### Task goal
From the listing that follows, output everything exactly except the pictures.

─── Material ───

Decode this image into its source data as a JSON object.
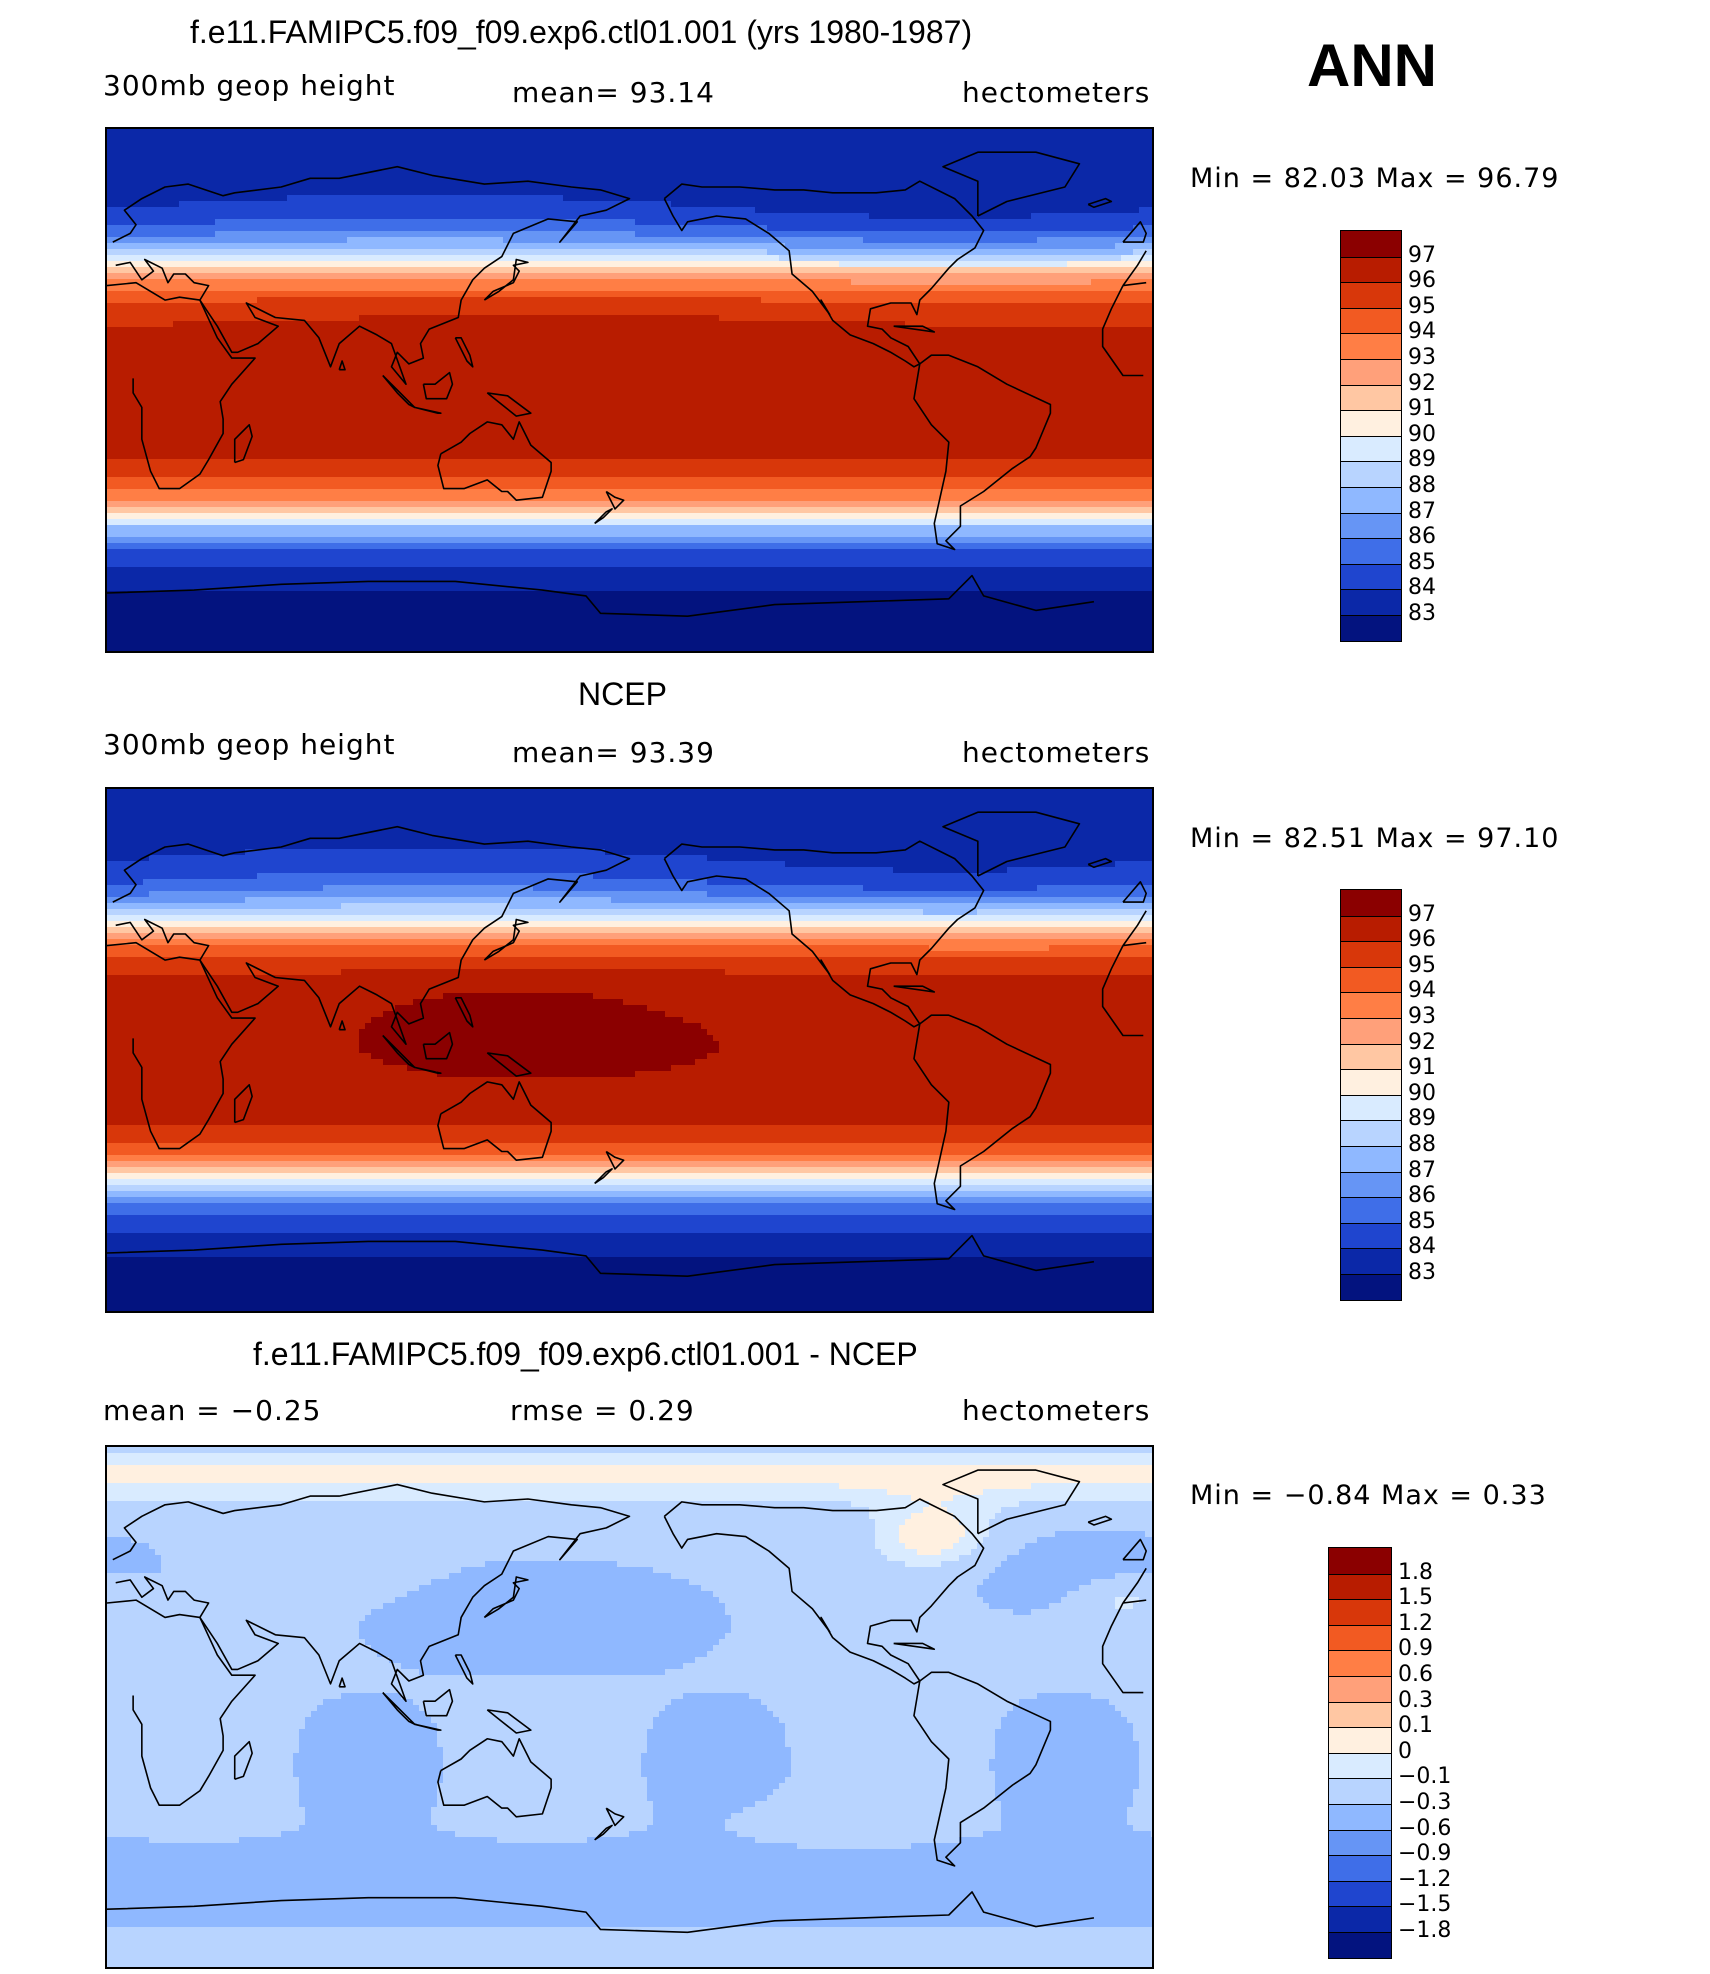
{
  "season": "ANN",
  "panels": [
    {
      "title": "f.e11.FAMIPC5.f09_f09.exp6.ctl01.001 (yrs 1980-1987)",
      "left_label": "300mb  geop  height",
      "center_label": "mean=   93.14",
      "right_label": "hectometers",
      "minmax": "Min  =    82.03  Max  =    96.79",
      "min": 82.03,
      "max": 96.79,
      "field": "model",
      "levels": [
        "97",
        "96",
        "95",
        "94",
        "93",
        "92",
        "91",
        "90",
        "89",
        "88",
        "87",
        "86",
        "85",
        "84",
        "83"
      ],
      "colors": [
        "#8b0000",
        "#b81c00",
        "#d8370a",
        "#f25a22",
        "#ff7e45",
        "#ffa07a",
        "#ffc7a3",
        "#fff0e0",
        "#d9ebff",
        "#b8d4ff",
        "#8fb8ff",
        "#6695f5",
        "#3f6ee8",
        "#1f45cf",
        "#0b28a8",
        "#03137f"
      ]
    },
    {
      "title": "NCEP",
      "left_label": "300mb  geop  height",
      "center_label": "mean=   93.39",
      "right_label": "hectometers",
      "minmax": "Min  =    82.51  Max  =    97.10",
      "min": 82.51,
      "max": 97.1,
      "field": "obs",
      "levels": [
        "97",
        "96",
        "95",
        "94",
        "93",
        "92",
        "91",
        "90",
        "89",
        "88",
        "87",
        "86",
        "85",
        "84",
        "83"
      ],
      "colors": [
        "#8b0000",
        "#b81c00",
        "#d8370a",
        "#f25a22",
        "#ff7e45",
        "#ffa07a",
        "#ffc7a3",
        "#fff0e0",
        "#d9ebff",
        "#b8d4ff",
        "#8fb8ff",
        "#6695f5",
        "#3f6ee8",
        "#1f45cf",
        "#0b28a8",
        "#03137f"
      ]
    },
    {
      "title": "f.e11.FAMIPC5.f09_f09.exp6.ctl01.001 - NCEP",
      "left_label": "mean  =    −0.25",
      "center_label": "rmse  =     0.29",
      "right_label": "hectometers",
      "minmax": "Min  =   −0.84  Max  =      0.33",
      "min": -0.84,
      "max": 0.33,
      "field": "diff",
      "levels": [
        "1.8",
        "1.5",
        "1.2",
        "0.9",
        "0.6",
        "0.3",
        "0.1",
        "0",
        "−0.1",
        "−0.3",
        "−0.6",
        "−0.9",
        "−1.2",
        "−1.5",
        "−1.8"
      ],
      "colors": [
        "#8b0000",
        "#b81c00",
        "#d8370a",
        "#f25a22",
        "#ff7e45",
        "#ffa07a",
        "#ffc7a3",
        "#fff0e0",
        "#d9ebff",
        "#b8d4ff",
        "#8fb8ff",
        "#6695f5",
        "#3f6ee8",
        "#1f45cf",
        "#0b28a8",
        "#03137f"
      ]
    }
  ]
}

───

### Result of this task
Decode this image into its source data as a JSON object.
{
  "season": "ANN",
  "panels": [
    {
      "title": "f.e11.FAMIPC5.f09_f09.exp6.ctl01.001 (yrs 1980-1987)",
      "left_label": "300mb  geop  height",
      "center_label": "mean=   93.14",
      "right_label": "hectometers",
      "minmax": "Min  =    82.03  Max  =    96.79",
      "min": 82.03,
      "max": 96.79,
      "field": "model",
      "levels": [
        "97",
        "96",
        "95",
        "94",
        "93",
        "92",
        "91",
        "90",
        "89",
        "88",
        "87",
        "86",
        "85",
        "84",
        "83"
      ],
      "colors": [
        "#8b0000",
        "#b81c00",
        "#d8370a",
        "#f25a22",
        "#ff7e45",
        "#ffa07a",
        "#ffc7a3",
        "#fff0e0",
        "#d9ebff",
        "#b8d4ff",
        "#8fb8ff",
        "#6695f5",
        "#3f6ee8",
        "#1f45cf",
        "#0b28a8",
        "#03137f"
      ]
    },
    {
      "title": "NCEP",
      "left_label": "300mb  geop  height",
      "center_label": "mean=   93.39",
      "right_label": "hectometers",
      "minmax": "Min  =    82.51  Max  =    97.10",
      "min": 82.51,
      "max": 97.1,
      "field": "obs",
      "levels": [
        "97",
        "96",
        "95",
        "94",
        "93",
        "92",
        "91",
        "90",
        "89",
        "88",
        "87",
        "86",
        "85",
        "84",
        "83"
      ],
      "colors": [
        "#8b0000",
        "#b81c00",
        "#d8370a",
        "#f25a22",
        "#ff7e45",
        "#ffa07a",
        "#ffc7a3",
        "#fff0e0",
        "#d9ebff",
        "#b8d4ff",
        "#8fb8ff",
        "#6695f5",
        "#3f6ee8",
        "#1f45cf",
        "#0b28a8",
        "#03137f"
      ]
    },
    {
      "title": "f.e11.FAMIPC5.f09_f09.exp6.ctl01.001 - NCEP",
      "left_label": "mean  =    −0.25",
      "center_label": "rmse  =     0.29",
      "right_label": "hectometers",
      "minmax": "Min  =   −0.84  Max  =      0.33",
      "min": -0.84,
      "max": 0.33,
      "field": "diff",
      "levels": [
        "1.8",
        "1.5",
        "1.2",
        "0.9",
        "0.6",
        "0.3",
        "0.1",
        "0",
        "−0.1",
        "−0.3",
        "−0.6",
        "−0.9",
        "−1.2",
        "−1.5",
        "−1.8"
      ],
      "colors": [
        "#8b0000",
        "#b81c00",
        "#d8370a",
        "#f25a22",
        "#ff7e45",
        "#ffa07a",
        "#ffc7a3",
        "#fff0e0",
        "#d9ebff",
        "#b8d4ff",
        "#8fb8ff",
        "#6695f5",
        "#3f6ee8",
        "#1f45cf",
        "#0b28a8",
        "#03137f"
      ]
    }
  ]
}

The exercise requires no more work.